■ **What is being asked**
Gather every line that includes the word "marker", please.

■ **Given records**
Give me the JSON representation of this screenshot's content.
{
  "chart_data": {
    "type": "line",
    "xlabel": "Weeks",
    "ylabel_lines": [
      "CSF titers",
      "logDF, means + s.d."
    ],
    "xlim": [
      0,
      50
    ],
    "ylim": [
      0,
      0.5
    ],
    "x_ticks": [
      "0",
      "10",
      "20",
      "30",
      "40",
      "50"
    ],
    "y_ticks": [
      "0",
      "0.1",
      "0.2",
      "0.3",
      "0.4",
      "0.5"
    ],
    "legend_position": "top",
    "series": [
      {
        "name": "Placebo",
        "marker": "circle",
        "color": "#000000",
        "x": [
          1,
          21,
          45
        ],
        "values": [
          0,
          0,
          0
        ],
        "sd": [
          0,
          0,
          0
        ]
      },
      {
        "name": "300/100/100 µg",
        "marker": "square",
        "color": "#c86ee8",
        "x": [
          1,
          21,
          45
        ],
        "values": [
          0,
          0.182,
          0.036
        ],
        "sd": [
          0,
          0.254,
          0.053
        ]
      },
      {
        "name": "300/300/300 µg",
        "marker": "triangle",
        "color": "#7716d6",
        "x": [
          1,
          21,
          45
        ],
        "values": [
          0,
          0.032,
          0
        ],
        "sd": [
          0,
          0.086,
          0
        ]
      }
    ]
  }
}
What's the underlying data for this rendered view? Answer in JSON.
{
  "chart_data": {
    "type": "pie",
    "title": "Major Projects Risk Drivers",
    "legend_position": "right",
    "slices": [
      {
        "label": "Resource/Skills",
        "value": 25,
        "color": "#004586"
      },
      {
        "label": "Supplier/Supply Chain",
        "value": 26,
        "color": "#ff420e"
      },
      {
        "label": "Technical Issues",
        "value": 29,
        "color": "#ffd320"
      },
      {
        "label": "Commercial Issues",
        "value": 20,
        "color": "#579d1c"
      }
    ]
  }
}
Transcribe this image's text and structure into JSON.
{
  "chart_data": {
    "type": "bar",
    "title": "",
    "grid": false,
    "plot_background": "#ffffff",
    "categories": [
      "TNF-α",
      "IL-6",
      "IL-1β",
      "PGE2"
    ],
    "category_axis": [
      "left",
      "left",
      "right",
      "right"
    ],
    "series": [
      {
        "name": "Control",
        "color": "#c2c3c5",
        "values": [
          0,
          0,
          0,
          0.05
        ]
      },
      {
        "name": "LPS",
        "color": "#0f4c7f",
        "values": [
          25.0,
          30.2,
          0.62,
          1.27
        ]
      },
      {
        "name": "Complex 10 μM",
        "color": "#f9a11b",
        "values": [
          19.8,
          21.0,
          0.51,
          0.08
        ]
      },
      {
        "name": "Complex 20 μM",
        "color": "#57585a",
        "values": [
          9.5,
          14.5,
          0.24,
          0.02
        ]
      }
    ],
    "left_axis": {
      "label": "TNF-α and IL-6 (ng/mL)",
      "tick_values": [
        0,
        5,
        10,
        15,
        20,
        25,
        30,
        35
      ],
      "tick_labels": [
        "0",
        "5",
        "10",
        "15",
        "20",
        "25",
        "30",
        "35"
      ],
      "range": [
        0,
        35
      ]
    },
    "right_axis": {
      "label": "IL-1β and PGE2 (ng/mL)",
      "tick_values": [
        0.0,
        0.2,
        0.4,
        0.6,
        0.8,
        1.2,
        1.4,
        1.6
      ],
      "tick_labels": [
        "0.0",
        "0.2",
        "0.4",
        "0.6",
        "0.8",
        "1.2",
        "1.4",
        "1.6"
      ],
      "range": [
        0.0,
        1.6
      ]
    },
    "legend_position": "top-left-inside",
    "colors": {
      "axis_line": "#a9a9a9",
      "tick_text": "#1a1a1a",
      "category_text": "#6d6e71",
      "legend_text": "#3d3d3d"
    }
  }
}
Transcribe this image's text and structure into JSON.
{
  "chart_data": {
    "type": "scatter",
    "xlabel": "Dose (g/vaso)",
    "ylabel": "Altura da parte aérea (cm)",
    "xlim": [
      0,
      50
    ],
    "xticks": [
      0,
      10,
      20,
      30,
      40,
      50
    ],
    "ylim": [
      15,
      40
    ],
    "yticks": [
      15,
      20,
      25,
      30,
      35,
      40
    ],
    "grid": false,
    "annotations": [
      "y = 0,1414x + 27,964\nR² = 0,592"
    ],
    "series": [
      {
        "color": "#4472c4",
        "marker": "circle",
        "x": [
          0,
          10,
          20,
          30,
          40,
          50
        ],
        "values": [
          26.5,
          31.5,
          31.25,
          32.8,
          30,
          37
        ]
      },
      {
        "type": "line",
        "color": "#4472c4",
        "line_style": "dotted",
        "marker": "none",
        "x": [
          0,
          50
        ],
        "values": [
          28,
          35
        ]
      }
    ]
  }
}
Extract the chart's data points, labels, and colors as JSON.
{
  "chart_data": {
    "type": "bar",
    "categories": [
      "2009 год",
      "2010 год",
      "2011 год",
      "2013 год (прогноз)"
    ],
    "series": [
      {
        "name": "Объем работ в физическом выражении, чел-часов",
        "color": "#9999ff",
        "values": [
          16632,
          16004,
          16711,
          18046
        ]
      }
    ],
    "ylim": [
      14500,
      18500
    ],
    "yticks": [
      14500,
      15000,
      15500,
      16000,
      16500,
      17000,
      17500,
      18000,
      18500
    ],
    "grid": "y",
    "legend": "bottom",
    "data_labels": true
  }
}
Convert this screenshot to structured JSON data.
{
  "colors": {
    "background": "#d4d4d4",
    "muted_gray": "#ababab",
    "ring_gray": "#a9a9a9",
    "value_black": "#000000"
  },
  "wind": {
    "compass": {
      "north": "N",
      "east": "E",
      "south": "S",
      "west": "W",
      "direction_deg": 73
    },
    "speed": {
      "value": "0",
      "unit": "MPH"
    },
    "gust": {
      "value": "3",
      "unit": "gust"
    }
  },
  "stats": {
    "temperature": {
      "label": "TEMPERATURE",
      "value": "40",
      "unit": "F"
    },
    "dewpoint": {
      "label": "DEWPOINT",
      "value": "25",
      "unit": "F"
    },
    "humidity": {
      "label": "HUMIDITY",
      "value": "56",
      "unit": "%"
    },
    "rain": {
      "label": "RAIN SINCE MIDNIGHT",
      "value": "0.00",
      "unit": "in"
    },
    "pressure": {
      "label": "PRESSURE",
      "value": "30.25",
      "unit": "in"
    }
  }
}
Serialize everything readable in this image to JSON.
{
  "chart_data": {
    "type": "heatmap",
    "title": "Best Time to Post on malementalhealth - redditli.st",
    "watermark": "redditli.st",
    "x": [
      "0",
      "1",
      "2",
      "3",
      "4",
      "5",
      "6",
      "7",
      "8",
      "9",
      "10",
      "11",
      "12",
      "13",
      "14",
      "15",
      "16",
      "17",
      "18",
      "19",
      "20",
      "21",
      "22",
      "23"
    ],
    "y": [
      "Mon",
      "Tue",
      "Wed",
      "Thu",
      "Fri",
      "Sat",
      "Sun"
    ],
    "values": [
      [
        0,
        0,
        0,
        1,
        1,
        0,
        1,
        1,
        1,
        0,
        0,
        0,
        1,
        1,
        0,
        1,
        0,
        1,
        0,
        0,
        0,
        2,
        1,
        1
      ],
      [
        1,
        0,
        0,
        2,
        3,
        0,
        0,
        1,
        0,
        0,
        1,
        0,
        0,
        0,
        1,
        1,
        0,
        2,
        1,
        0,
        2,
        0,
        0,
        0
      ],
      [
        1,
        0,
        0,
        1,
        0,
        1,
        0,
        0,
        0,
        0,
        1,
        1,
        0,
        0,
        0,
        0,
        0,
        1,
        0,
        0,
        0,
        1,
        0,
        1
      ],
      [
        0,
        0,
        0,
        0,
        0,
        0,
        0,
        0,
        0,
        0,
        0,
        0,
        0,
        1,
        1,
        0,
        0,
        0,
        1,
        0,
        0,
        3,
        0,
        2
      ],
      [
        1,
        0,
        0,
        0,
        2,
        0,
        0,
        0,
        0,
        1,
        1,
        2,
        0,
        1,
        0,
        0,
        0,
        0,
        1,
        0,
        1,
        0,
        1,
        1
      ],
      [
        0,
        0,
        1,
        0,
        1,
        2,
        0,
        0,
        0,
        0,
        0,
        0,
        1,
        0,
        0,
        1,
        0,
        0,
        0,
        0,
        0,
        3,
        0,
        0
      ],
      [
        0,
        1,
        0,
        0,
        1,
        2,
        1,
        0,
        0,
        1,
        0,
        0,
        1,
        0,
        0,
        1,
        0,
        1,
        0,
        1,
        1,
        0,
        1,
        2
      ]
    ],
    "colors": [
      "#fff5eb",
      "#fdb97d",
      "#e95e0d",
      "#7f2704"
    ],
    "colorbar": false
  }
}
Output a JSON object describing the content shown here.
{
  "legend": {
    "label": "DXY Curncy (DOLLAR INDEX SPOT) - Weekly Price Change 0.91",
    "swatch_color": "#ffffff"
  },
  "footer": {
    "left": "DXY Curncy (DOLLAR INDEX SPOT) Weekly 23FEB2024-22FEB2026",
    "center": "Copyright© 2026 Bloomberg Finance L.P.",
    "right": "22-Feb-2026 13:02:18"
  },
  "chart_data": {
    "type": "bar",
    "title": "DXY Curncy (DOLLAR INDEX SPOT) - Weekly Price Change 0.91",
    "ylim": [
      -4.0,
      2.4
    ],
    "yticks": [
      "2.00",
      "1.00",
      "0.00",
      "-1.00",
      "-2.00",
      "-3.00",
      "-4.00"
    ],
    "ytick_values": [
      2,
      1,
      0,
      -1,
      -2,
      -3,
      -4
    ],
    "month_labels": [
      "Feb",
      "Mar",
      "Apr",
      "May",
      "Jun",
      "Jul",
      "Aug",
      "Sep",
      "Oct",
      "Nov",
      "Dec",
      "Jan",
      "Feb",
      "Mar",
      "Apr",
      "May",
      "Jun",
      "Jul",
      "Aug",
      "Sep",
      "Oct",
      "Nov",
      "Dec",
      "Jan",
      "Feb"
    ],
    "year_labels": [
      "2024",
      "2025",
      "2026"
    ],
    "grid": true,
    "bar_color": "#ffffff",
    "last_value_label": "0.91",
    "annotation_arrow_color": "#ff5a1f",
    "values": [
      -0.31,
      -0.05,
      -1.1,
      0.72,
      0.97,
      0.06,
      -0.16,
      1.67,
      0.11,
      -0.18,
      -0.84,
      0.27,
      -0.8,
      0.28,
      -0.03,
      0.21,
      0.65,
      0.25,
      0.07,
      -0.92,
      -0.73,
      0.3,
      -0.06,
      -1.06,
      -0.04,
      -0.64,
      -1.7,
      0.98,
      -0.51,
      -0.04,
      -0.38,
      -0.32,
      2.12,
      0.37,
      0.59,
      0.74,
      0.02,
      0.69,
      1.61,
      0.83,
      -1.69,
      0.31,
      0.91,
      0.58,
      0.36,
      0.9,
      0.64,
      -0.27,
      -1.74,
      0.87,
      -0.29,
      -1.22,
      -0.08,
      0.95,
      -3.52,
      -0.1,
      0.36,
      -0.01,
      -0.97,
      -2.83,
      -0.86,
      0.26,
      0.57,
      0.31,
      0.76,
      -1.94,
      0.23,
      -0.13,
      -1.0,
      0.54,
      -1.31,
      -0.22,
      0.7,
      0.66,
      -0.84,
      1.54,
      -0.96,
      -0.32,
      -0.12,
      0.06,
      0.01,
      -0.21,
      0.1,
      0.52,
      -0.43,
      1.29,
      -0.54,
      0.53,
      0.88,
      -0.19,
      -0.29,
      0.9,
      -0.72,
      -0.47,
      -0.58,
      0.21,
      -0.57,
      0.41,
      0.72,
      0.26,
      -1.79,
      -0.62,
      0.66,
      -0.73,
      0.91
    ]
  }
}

■ **Result of the exercise**
        "marker": "circle",
        "marker": "square",
        "marker": "triangle",
        "marker": "circle",
        "marker": "none",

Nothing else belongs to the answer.